▶ [GIVEN REQUEST]: Beneath this sentence is a set of records; write each of them out exactly.

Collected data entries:
• • • • •

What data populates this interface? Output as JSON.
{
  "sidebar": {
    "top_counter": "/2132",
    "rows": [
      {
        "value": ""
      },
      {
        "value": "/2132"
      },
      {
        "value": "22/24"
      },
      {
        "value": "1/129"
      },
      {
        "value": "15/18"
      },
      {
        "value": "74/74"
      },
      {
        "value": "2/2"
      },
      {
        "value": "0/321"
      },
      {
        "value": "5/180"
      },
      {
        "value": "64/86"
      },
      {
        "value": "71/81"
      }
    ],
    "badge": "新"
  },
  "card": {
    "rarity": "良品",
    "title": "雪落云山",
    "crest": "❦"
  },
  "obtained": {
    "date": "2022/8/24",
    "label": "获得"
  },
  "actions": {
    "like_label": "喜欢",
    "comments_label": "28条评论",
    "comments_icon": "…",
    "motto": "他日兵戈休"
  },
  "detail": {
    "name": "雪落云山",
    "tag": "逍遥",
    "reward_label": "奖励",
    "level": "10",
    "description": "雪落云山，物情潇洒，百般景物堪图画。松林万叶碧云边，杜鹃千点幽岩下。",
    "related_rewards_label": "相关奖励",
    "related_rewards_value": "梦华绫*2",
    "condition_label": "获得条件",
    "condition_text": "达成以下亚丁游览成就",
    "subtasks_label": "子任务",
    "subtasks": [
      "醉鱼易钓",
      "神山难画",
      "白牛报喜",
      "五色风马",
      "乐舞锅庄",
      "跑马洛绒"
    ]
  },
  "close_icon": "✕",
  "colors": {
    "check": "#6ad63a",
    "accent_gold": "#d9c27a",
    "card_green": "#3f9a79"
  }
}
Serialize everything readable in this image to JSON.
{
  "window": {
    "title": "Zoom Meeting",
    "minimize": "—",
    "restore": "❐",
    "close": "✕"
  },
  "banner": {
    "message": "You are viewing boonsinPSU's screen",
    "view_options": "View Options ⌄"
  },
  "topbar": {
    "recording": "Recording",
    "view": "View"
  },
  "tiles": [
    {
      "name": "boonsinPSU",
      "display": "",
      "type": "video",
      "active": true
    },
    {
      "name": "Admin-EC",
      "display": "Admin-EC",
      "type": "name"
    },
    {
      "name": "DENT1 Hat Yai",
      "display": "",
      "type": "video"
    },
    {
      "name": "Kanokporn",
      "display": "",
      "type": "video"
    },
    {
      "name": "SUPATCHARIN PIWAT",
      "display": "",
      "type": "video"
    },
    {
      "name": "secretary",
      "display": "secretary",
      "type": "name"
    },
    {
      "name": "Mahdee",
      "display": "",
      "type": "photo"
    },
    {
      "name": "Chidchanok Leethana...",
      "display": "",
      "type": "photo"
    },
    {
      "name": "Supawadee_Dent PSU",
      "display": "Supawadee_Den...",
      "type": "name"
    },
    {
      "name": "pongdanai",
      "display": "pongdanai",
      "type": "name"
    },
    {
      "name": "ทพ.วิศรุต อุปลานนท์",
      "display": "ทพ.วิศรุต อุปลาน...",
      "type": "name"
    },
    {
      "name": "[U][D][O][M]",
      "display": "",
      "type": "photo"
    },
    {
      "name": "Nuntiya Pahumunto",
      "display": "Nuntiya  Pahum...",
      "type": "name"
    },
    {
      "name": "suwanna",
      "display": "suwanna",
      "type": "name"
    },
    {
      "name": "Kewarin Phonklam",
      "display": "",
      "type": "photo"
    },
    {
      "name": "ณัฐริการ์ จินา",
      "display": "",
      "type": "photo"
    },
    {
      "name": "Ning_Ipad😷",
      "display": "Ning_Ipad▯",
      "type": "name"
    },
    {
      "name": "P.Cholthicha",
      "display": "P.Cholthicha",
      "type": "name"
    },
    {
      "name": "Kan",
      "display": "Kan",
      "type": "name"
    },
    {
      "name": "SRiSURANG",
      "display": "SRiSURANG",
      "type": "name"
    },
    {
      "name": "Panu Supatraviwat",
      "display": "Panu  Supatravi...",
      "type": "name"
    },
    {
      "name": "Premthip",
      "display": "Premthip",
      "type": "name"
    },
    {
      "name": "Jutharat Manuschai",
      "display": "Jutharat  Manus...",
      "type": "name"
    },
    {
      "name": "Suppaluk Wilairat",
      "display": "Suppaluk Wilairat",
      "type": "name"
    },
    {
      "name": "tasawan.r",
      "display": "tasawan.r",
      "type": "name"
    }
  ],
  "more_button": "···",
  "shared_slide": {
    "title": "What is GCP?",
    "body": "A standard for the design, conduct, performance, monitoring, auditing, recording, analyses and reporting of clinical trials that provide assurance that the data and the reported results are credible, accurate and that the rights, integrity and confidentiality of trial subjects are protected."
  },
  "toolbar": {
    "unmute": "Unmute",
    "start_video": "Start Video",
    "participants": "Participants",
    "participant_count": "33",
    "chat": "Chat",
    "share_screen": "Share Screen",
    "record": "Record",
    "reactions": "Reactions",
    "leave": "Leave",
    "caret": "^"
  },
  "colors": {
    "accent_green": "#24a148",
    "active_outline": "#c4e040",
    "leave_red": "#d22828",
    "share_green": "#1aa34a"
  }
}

• • • • •

▶ [FULL RESPONSE]:
What data populates this interface? Output as JSON.
{
  "sidebar": {
    "top_counter": "/2132",
    "rows": [
      {
        "value": ""
      },
      {
        "value": "/2132"
      },
      {
        "value": "22/24"
      },
      {
        "value": "1/129"
      },
      {
        "value": "15/18"
      },
      {
        "value": "74/74"
      },
      {
        "value": "2/2"
      },
      {
        "value": "0/321"
      },
      {
        "value": "5/180"
      },
      {
        "value": "64/86"
      },
      {
        "value": "71/81"
      }
    ],
    "badge": "新"
  },
  "card": {
    "rarity": "良品",
    "title": "雪落云山",
    "crest": "❦"
  },
  "obtained": {
    "date": "2022/8/24",
    "label": "获得"
  },
  "actions": {
    "like_label": "喜欢",
    "comments_label": "28条评论",
    "comments_icon": "…",
    "motto": "他日兵戈休"
  },
  "detail": {
    "name": "雪落云山",
    "tag": "逍遥",
    "reward_label": "奖励",
    "level": "10",
    "description": "雪落云山，物情潇洒，百般景物堪图画。松林万叶碧云边，杜鹃千点幽岩下。",
    "related_rewards_label": "相关奖励",
    "related_rewards_value": "梦华绫*2",
    "condition_label": "获得条件",
    "condition_text": "达成以下亚丁游览成就",
    "subtasks_label": "子任务",
    "subtasks": [
      "醉鱼易钓",
      "神山难画",
      "白牛报喜",
      "五色风马",
      "乐舞锅庄",
      "跑马洛绒"
    ]
  },
  "close_icon": "✕",
  "colors": {
    "check": "#6ad63a",
    "accent_gold": "#d9c27a",
    "card_green": "#3f9a79"
  }
}
Serialize everything readable in this image to JSON.
{
  "window": {
    "title": "Zoom Meeting",
    "minimize": "—",
    "restore": "❐",
    "close": "✕"
  },
  "banner": {
    "message": "You are viewing boonsinPSU's screen",
    "view_options": "View Options ⌄"
  },
  "topbar": {
    "recording": "Recording",
    "view": "View"
  },
  "tiles": [
    {
      "name": "boonsinPSU",
      "display": "",
      "type": "video",
      "active": true
    },
    {
      "name": "Admin-EC",
      "display": "Admin-EC",
      "type": "name"
    },
    {
      "name": "DENT1 Hat Yai",
      "display": "",
      "type": "video"
    },
    {
      "name": "Kanokporn",
      "display": "",
      "type": "video"
    },
    {
      "name": "SUPATCHARIN PIWAT",
      "display": "",
      "type": "video"
    },
    {
      "name": "secretary",
      "display": "secretary",
      "type": "name"
    },
    {
      "name": "Mahdee",
      "display": "",
      "type": "photo"
    },
    {
      "name": "Chidchanok Leethana...",
      "display": "",
      "type": "photo"
    },
    {
      "name": "Supawadee_Dent PSU",
      "display": "Supawadee_Den...",
      "type": "name"
    },
    {
      "name": "pongdanai",
      "display": "pongdanai",
      "type": "name"
    },
    {
      "name": "ทพ.วิศรุต อุปลานนท์",
      "display": "ทพ.วิศรุต อุปลาน...",
      "type": "name"
    },
    {
      "name": "[U][D][O][M]",
      "display": "",
      "type": "photo"
    },
    {
      "name": "Nuntiya Pahumunto",
      "display": "Nuntiya  Pahum...",
      "type": "name"
    },
    {
      "name": "suwanna",
      "display": "suwanna",
      "type": "name"
    },
    {
      "name": "Kewarin Phonklam",
      "display": "",
      "type": "photo"
    },
    {
      "name": "ณัฐริการ์ จินา",
      "display": "",
      "type": "photo"
    },
    {
      "name": "Ning_Ipad😷",
      "display": "Ning_Ipad▯",
      "type": "name"
    },
    {
      "name": "P.Cholthicha",
      "display": "P.Cholthicha",
      "type": "name"
    },
    {
      "name": "Kan",
      "display": "Kan",
      "type": "name"
    },
    {
      "name": "SRiSURANG",
      "display": "SRiSURANG",
      "type": "name"
    },
    {
      "name": "Panu Supatraviwat",
      "display": "Panu  Supatravi...",
      "type": "name"
    },
    {
      "name": "Premthip",
      "display": "Premthip",
      "type": "name"
    },
    {
      "name": "Jutharat Manuschai",
      "display": "Jutharat  Manus...",
      "type": "name"
    },
    {
      "name": "Suppaluk Wilairat",
      "display": "Suppaluk Wilairat",
      "type": "name"
    },
    {
      "name": "tasawan.r",
      "display": "tasawan.r",
      "type": "name"
    }
  ],
  "more_button": "···",
  "shared_slide": {
    "title": "What is GCP?",
    "body": "A standard for the design, conduct, performance, monitoring, auditing, recording, analyses and reporting of clinical trials that provide assurance that the data and the reported results are credible, accurate and that the rights, integrity and confidentiality of trial subjects are protected."
  },
  "toolbar": {
    "unmute": "Unmute",
    "start_video": "Start Video",
    "participants": "Participants",
    "participant_count": "33",
    "chat": "Chat",
    "share_screen": "Share Screen",
    "record": "Record",
    "reactions": "Reactions",
    "leave": "Leave",
    "caret": "^"
  },
  "colors": {
    "accent_green": "#24a148",
    "active_outline": "#c4e040",
    "leave_red": "#d22828",
    "share_green": "#1aa34a"
  }
}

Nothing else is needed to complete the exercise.